Given task => Provide the records once more, identical to the original.

Provided data =>
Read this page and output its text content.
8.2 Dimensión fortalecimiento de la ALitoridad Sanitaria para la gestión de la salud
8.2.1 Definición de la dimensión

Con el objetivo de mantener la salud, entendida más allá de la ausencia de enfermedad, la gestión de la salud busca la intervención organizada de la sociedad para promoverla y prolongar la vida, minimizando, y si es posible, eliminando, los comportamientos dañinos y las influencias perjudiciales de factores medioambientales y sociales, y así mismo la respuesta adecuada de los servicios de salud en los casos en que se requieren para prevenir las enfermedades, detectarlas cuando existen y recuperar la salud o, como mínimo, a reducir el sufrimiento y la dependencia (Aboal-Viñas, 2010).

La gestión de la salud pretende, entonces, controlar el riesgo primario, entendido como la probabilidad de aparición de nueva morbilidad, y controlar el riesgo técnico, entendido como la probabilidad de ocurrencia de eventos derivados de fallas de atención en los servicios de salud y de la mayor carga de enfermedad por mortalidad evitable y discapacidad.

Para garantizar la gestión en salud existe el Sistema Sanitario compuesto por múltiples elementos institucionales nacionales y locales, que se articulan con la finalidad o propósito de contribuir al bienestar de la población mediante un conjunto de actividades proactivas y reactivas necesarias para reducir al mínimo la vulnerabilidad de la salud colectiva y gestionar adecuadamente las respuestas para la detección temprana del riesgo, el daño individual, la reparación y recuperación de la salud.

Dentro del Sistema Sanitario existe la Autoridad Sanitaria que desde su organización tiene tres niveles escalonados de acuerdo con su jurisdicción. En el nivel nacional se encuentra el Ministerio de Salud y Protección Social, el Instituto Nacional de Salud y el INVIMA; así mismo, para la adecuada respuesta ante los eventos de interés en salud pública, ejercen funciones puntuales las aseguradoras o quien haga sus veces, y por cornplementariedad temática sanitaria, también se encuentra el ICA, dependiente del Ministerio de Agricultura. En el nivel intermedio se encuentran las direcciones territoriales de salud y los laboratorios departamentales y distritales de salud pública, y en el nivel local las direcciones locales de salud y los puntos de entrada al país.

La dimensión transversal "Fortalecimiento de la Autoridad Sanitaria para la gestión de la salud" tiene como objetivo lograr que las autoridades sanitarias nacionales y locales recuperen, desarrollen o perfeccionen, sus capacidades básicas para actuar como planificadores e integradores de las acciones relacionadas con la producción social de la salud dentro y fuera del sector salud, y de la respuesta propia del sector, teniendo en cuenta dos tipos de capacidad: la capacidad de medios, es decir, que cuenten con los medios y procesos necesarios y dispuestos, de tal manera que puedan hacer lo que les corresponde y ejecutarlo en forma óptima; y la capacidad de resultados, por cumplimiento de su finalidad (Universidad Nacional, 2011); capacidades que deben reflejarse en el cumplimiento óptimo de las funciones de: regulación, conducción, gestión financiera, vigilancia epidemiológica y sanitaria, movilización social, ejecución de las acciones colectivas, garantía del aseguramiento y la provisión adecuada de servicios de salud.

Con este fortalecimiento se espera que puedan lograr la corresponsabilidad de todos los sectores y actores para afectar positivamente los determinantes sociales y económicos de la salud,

Solution to this problem =>
Read this page and output its text content.
8.2 Dimensión fortalecimiento de la ALitoridad Sanitaria para la gestión de la salud
8.2.1 Definición de la dimensión

Con el objetivo de mantener la salud, entendida más allá de la ausencia de enfermedad, la gestión de la salud busca la intervención organizada de la sociedad para promoverla y prolongar la vida, minimizando, y si es posible, eliminando, los comportamientos dañinos y las influencias perjudiciales de factores medioambientales y sociales, y así mismo la respuesta adecuada de los servicios de salud en los casos en que se requieren para prevenir las enfermedades, detectarlas cuando existen y recuperar la salud o, como mínimo, a reducir el sufrimiento y la dependencia (Aboal-Viñas, 2010).

La gestión de la salud pretende, entonces, controlar el riesgo primario, entendido como la probabilidad de aparición de nueva morbilidad, y controlar el riesgo técnico, entendido como la probabilidad de ocurrencia de eventos derivados de fallas de atención en los servicios de salud y de la mayor carga de enfermedad por mortalidad evitable y discapacidad.

Para garantizar la gestión en salud existe el Sistema Sanitario compuesto por múltiples elementos institucionales nacionales y locales, que se articulan con la finalidad o propósito de contribuir al bienestar de la población mediante un conjunto de actividades proactivas y reactivas necesarias para reducir al mínimo la vulnerabilidad de la salud colectiva y gestionar adecuadamente las respuestas para la detección temprana del riesgo, el daño individual, la reparación y recuperación de la salud.

Dentro del Sistema Sanitario existe la Autoridad Sanitaria que desde su organización tiene tres niveles escalonados de acuerdo con su jurisdicción. En el nivel nacional se encuentra el Ministerio de Salud y Protección Social, el Instituto Nacional de Salud y el INVIMA; así mismo, para la adecuada respuesta ante los eventos de interés en salud pública, ejercen funciones puntuales las aseguradoras o quien haga sus veces, y por cornplementariedad temática sanitaria, también se encuentra el ICA, dependiente del Ministerio de Agricultura. En el nivel intermedio se encuentran las direcciones territoriales de salud y los laboratorios departamentales y distritales de salud pública, y en el nivel local las direcciones locales de salud y los puntos de entrada al país.

La dimensión transversal "Fortalecimiento de la Autoridad Sanitaria para la gestión de la salud" tiene como objetivo lograr que las autoridades sanitarias nacionales y locales recuperen, desarrollen o perfeccionen, sus capacidades básicas para actuar como planificadores e integradores de las acciones relacionadas con la producción social de la salud dentro y fuera del sector salud, y de la respuesta propia del sector, teniendo en cuenta dos tipos de capacidad: la capacidad de medios, es decir, que cuenten con los medios y procesos necesarios y dispuestos, de tal manera que puedan hacer lo que les corresponde y ejecutarlo en forma óptima; y la capacidad de resultados, por cumplimiento de su finalidad (Universidad Nacional, 2011); capacidades que deben reflejarse en el cumplimiento óptimo de las funciones de: regulación, conducción, gestión financiera, vigilancia epidemiológica y sanitaria, movilización social, ejecución de las acciones colectivas, garantía del aseguramiento y la provisión adecuada de servicios de salud.

Con este fortalecimiento se espera que puedan lograr la corresponsabilidad de todos los sectores y actores para afectar positivamente los determinantes sociales y económicos de la salud,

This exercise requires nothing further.